#### Short task:
For every line in the data below that contains "well", copy the line.

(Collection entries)

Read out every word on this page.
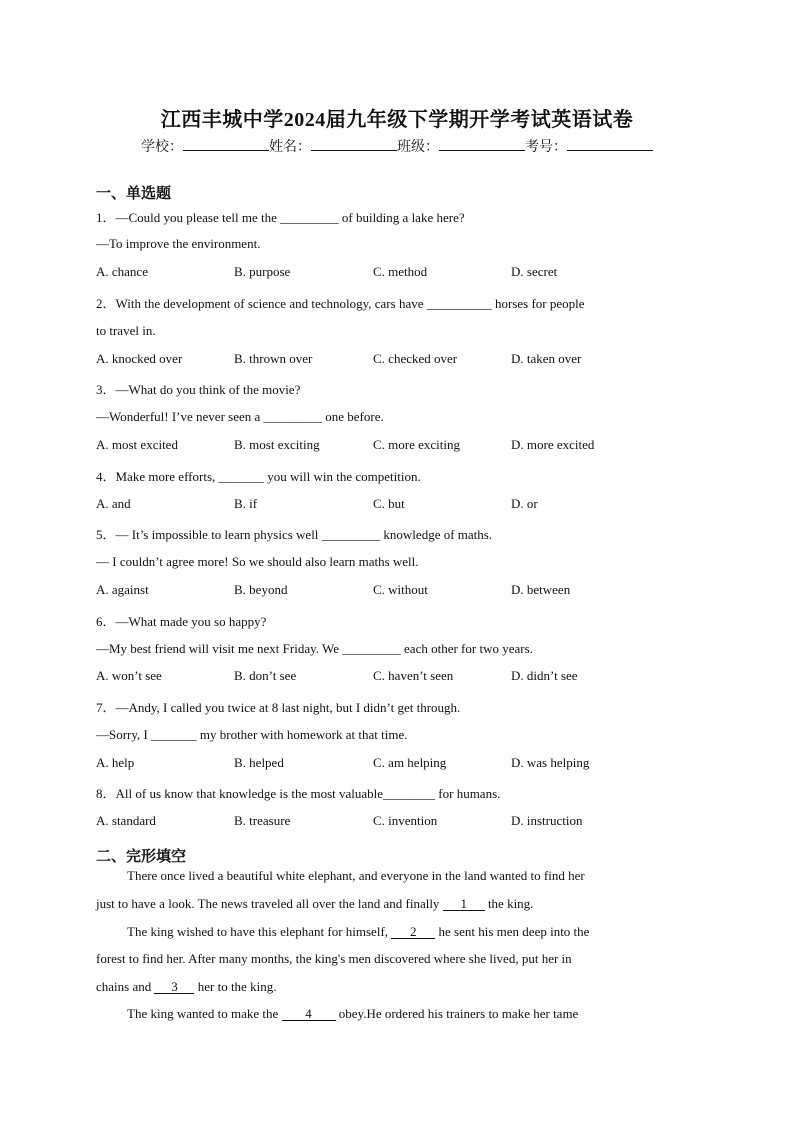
江西丰城中学2024届九年级下学期开学考试英语试卷
学校：	姓名：	班级：	考号：
一、单选题
1．—Could you please tell me the _________ of building a lake here?
—To improve the environment.
A. chance	B. purpose	C. method	D. secret
2．With the development of science and technology, cars have __________ horses for people
to travel in.
A. knocked over	B. thrown over	C. checked over	D. taken over
3．—What do you think of the movie?
—Wonderful! I’ve never seen a _________ one before.
A. most excited	B. most exciting	C. more exciting	D. more excited
4．Make more efforts, _______ you will win the competition.
A. and	B. if	C. but	D. or
5．— It’s impossible to learn physics well _________ knowledge of maths.
— I couldn’t agree more! So we should also learn maths well.
A. against	B. beyond	C. without	D. between
6．—What made you so happy?
—My best friend will visit me next Friday. We _________ each other for two years.
A. won’t see	B. don’t see	C. haven’t seen	D. didn’t see
7．—Andy, I called you twice at 8 last night, but I didn’t get through.
—Sorry, I _______ my brother with homework at that time.
A. help	B. helped	C. am helping	D. was helping
8．All of us know that knowledge is the most valuable________ for humans.
A. standard	B. treasure	C. invention	D. instruction
二、完形填空
There once lived a beautiful white elephant, and everyone in the land wanted to find her
just to have a look. The news traveled all over the land and finally 1 the king.
The king wished to have this elephant for himself, 2 he sent his men deep into the
forest to find her. After many months, the king's men discovered where she lived, put her in
chains and 3 her to the king.
The king wanted to make the 4 obey.He ordered his trainers to make her tame
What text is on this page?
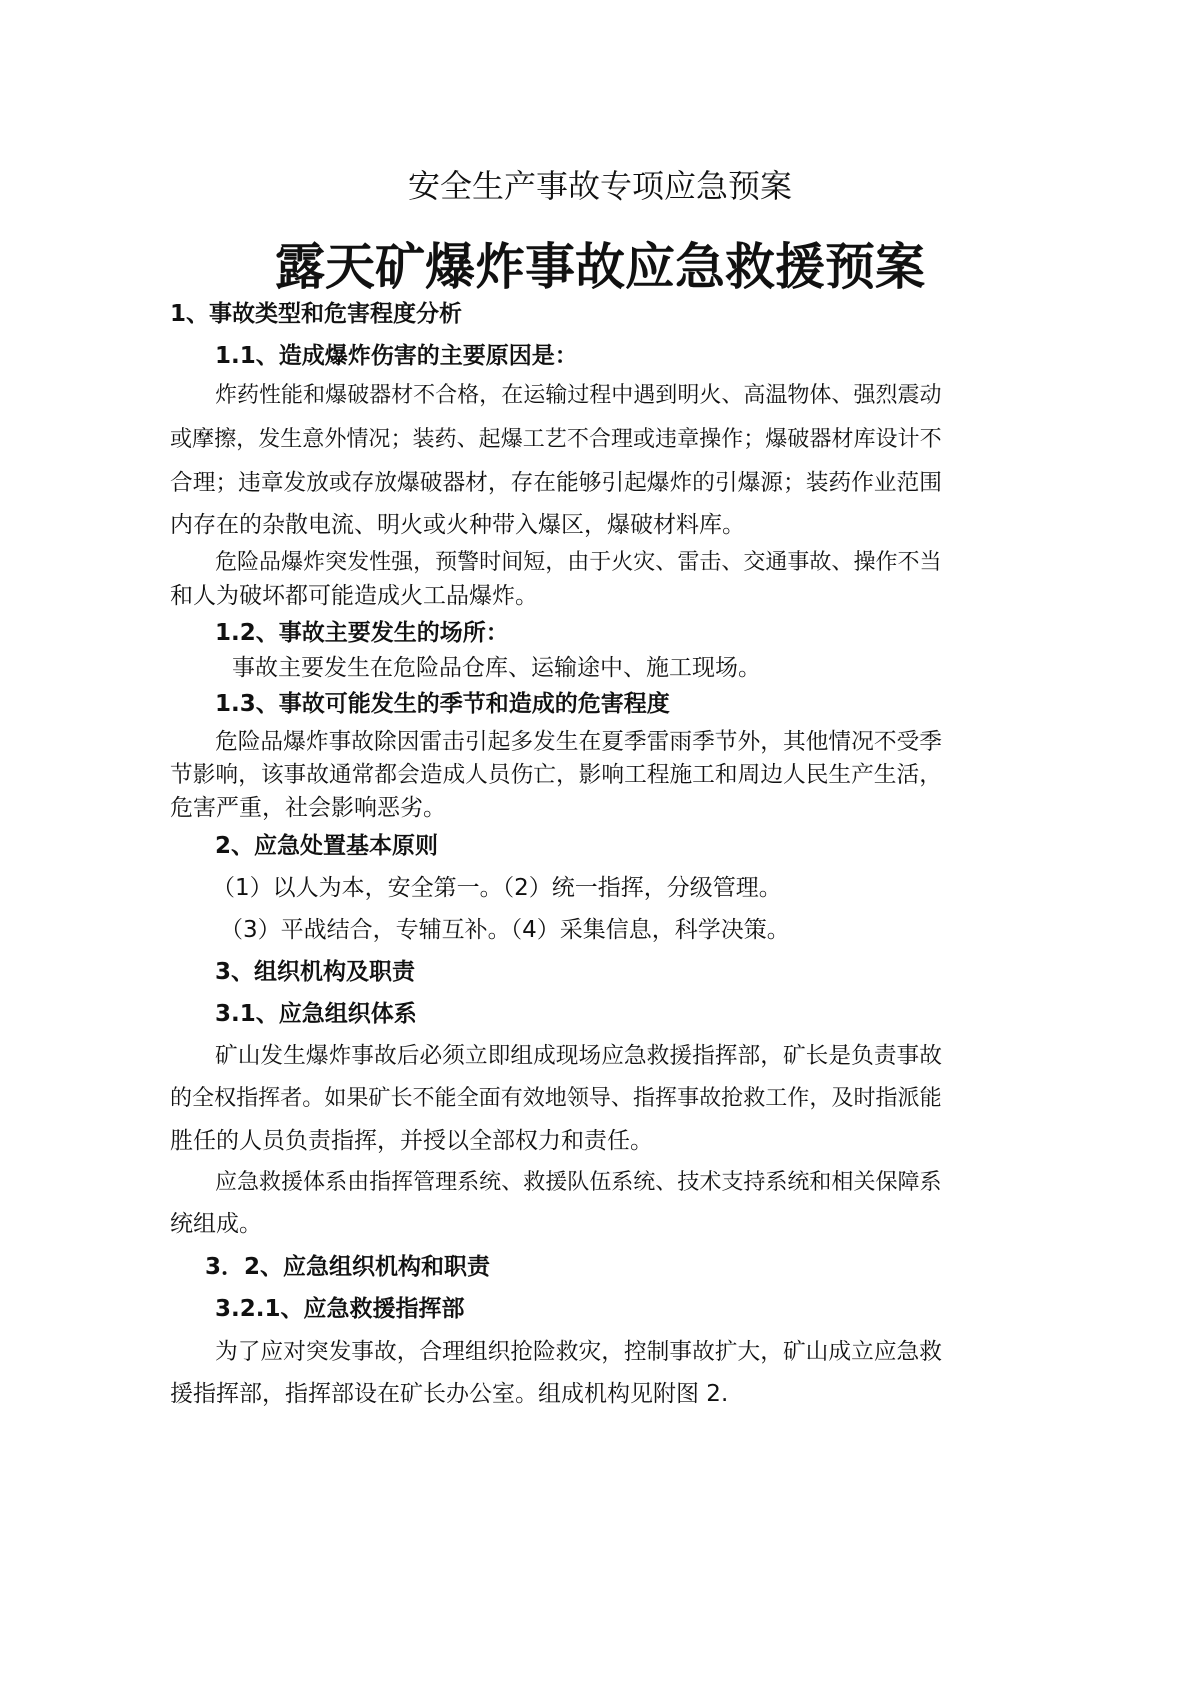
安全生产事故专项应急预案
露天矿爆炸事故应急救援预案
1、事故类型和危害程度分析
1.1、造成爆炸伤害的主要原因是：
炸药性能和爆破器材不合格，在运输过程中遇到明火、高温物体、强烈震动
或摩擦，发生意外情况；装药、起爆工艺不合理或违章操作；爆破器材库设计不
合理；违章发放或存放爆破器材，存在能够引起爆炸的引爆源；装药作业范围
内存在的杂散电流、明火或火种带入爆区，爆破材料库。
危险品爆炸突发性强，预警时间短，由于火灾、雷击、交通事故、操作不当
和人为破坏都可能造成火工品爆炸。
1.2、事故主要发生的场所：
事故主要发生在危险品仓库、运输途中、施工现场。
1.3、事故可能发生的季节和造成的危害程度
危险品爆炸事故除因雷击引起多发生在夏季雷雨季节外，其他情况不受季
节影响，该事故通常都会造成人员伤亡，影响工程施工和周边人民生产生活，
危害严重，社会影响恶劣。
2、应急处置基本原则
（1）以人为本，安全第一。（2）统一指挥，分级管理。
（3）平战结合，专辅互补。（4）采集信息，科学决策。
3、组织机构及职责
3.1、应急组织体系
矿山发生爆炸事故后必须立即组成现场应急救援指挥部，矿长是负责事故
的全权指挥者。如果矿长不能全面有效地领导、指挥事故抢救工作，及时指派能
胜任的人员负责指挥，并授以全部权力和责任。
应急救援体系由指挥管理系统、救援队伍系统、技术支持系统和相关保障系
统组成。
3．2、应急组织机构和职责
3.2.1、应急救援指挥部
为了应对突发事故，合理组织抢险救灾，控制事故扩大，矿山成立应急救
援指挥部，指挥部设在矿长办公室。组成机构见附图 2.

#### Full answer:
5．— It’s impossible to learn physics well _________ knowledge of maths.
— I couldn’t agree more! So we should also learn maths well.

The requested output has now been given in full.